===== Task inputs =====

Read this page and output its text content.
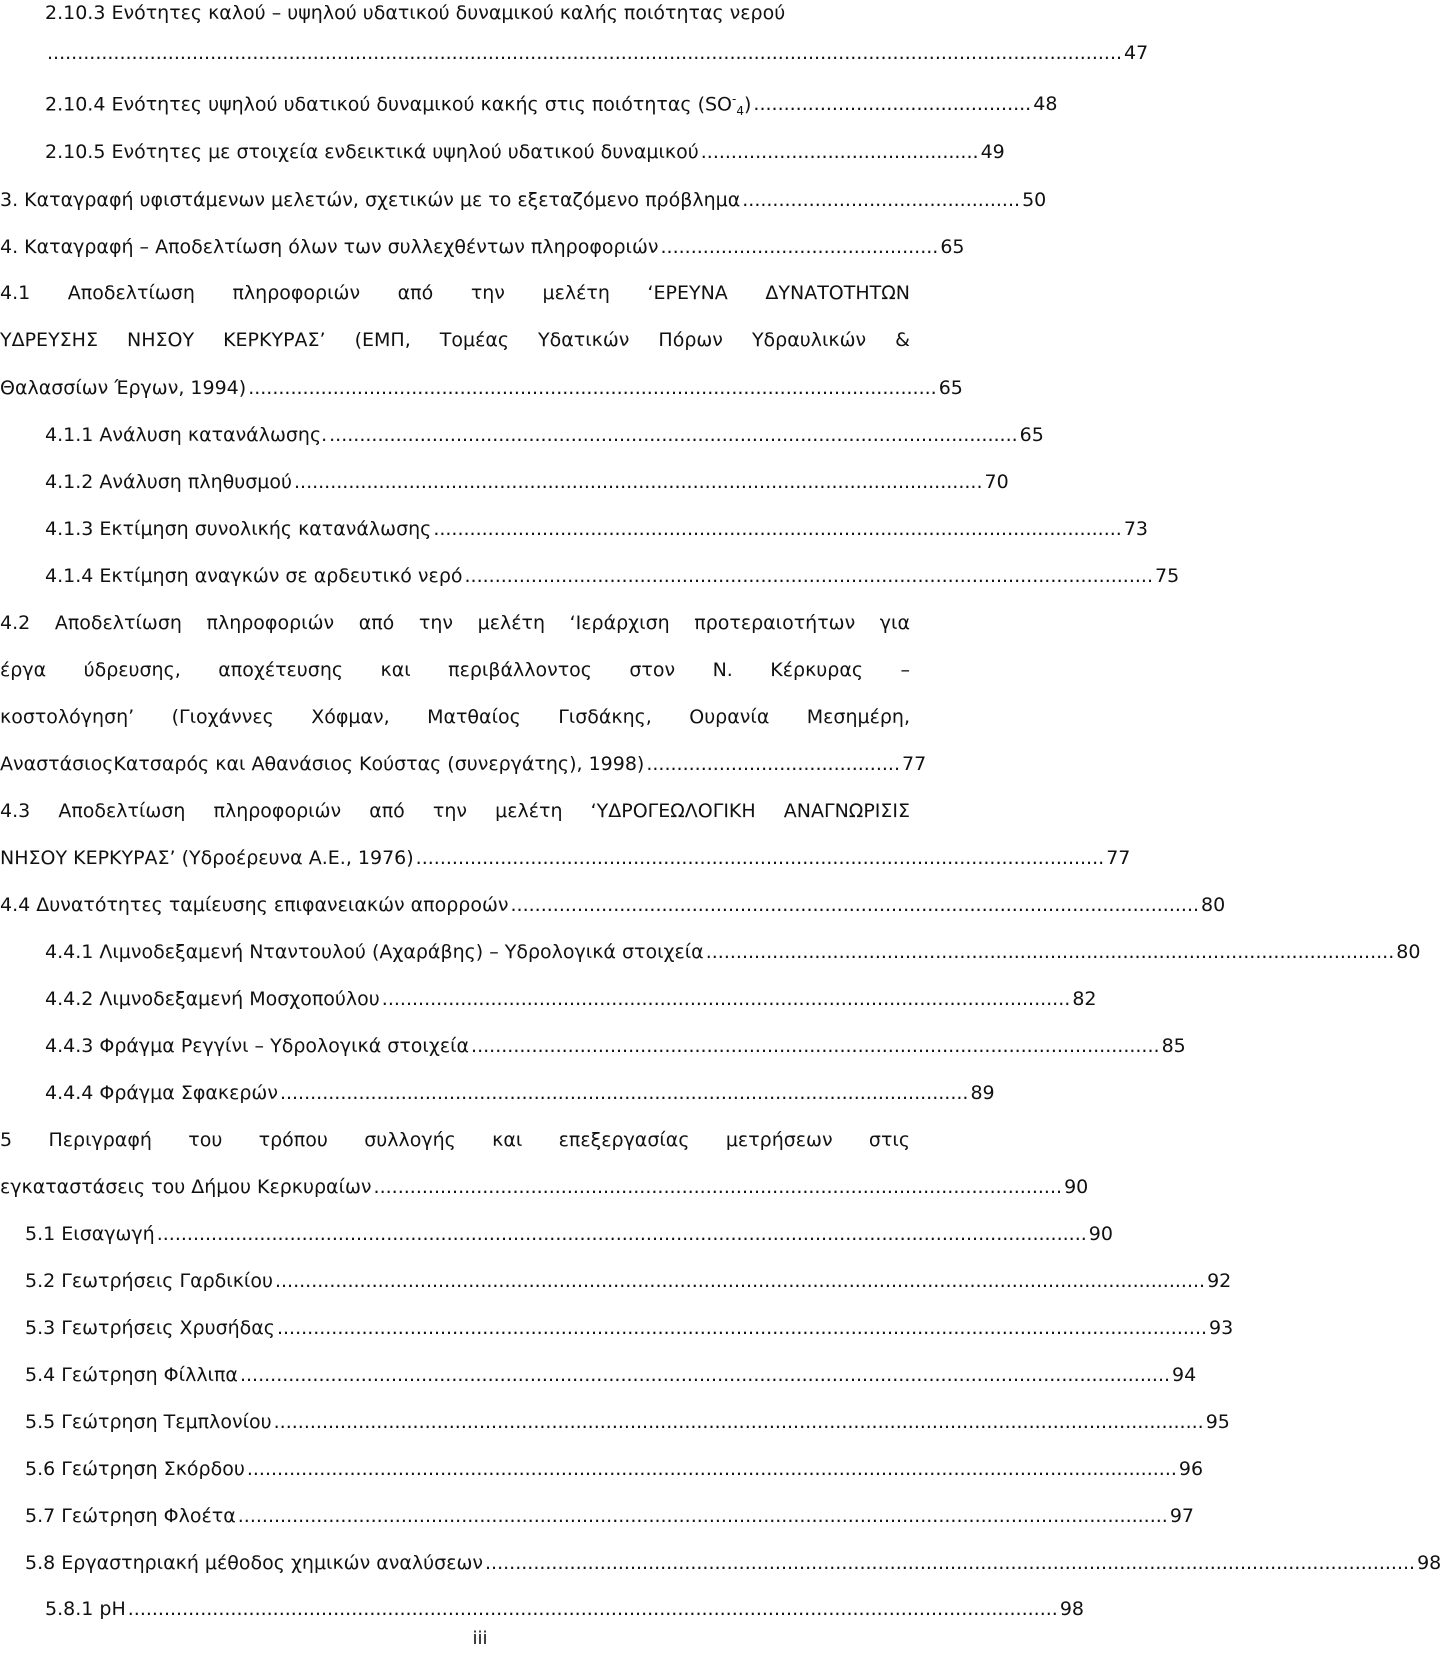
2.10.3 Ενότητες καλού – υψηλού υδατικού δυναμικού καλής ποιότητας νερού
.................................................................................................................................................................................. 47
2.10.4 Ενότητες υψηλού υδατικού δυναμικού κακής στις ποιότητας $(SO^-_4)$ .............................................. 48
2.10.5 Ενότητες με στοιχεία ενδεικτικά υψηλού υδατικού δυναμικού .............................................. 49
3. Καταγραφή υφιστάμενων μελετών, σχετικών με το εξεταζόμενο πρόβλημα .............................................. 50
4. Καταγραφή – Αποδελτίωση όλων των συλλεχθέντων πληροφοριών .............................................. 65
4.1 Αποδελτίωση πληροφοριών από την μελέτη ‘ΕΡΕΥΝΑ ΔΥΝΑΤΟΤΗΤΩΝ
ΥΔΡΕΥΣΗΣ ΝΗΣΟΥ ΚΕΡΚΥΡΑΣ’ (ΕΜΠ, Τομέας Υδατικών Πόρων Υδραυλικών &
Θαλασσίων Έργων, 1994) .................................................................................................................. 65
4.1.1 Ανάλυση κατανάλωσης. .................................................................................................................. 65
4.1.2 Ανάλυση πληθυσμού .................................................................................................................. 70
4.1.3 Εκτίμηση συνολικής κατανάλωσης .................................................................................................................. 73
4.1.4 Εκτίμηση αναγκών σε αρδευτικό νερό .................................................................................................................. 75
4.2 Αποδελτίωση πληροφοριών από την μελέτη ‘Ιεράρχιση προτεραιοτήτων για
έργα ύδρευσης, αποχέτευσης και περιβάλλοντος στον Ν. Κέρκυρας –
κοστολόγηση’ (Γιοχάννες Χόφμαν, Ματθαίος Γισδάκης, Ουρανία Μεσημέρη,
ΑναστάσιοςΚατσαρός και Αθανάσιος Κούστας (συνεργάτης), 1998) .......................................... 77
4.3 Αποδελτίωση πληροφοριών από την μελέτη ‘ΥΔΡΟΓΕΩΛΟΓΙΚΗ ΑΝΑΓΝΩΡΙΣΙΣ
ΝΗΣΟΥ ΚΕΡΚΥΡΑΣ’ (Υδροέρευνα Α.Ε., 1976) .................................................................................................................. 77
4.4 Δυνατότητες ταμίευσης επιφανειακών απορροών .................................................................................................................. 80
4.4.1 Λιμνοδεξαμενή Νταντουλού (Αχαράβης) – Υδρολογικά στοιχεία .................................................................................................................. 80
4.4.2 Λιμνοδεξαμενή Μοσχοπούλου .................................................................................................................. 82
4.4.3 Φράγμα Ρεγγίνι – Υδρολογικά στοιχεία .................................................................................................................. 85
4.4.4 Φράγμα Σφακερών .................................................................................................................. 89
5 Περιγραφή του τρόπου συλλογής και επεξεργασίας μετρήσεων στις
εγκαταστάσεις του Δήμου Κερκυραίων .................................................................................................................. 90
5.1 Εισαγωγή .......................................................................................................................................................... 90
5.2 Γεωτρήσεις Γαρδικίου .......................................................................................................................................................... 92
5.3 Γεωτρήσεις Χρυσήδας .......................................................................................................................................................... 93
5.4 Γεώτρηση Φίλλιπα .......................................................................................................................................................... 94
5.5 Γεώτρηση Τεμπλονίου .......................................................................................................................................................... 95
5.6 Γεώτρηση Σκόρδου .......................................................................................................................................................... 96
5.7 Γεώτρηση Φλοέτα .......................................................................................................................................................... 97
5.8 Εργαστηριακή μέθοδος χημικών αναλύσεων .......................................................................................................................................................... 98
5.8.1 pH .......................................................................................................................................................... 98
iii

=====

→ **Instructions for the task**
Copy every line above in which the string "υδατικού" shows up.

→ **Result of the exercise**
2.10.3 Ενότητες καλού – υψηλού υδατικού δυναμικού καλής ποιότητας νερού
2.10.4 Ενότητες υψηλού υδατικού δυναμικού κακής στις ποιότητας $(SO^-_4)$ .............................................. 48
2.10.5 Ενότητες με στοιχεία ενδεικτικά υψηλού υδατικού δυναμικού .............................................. 49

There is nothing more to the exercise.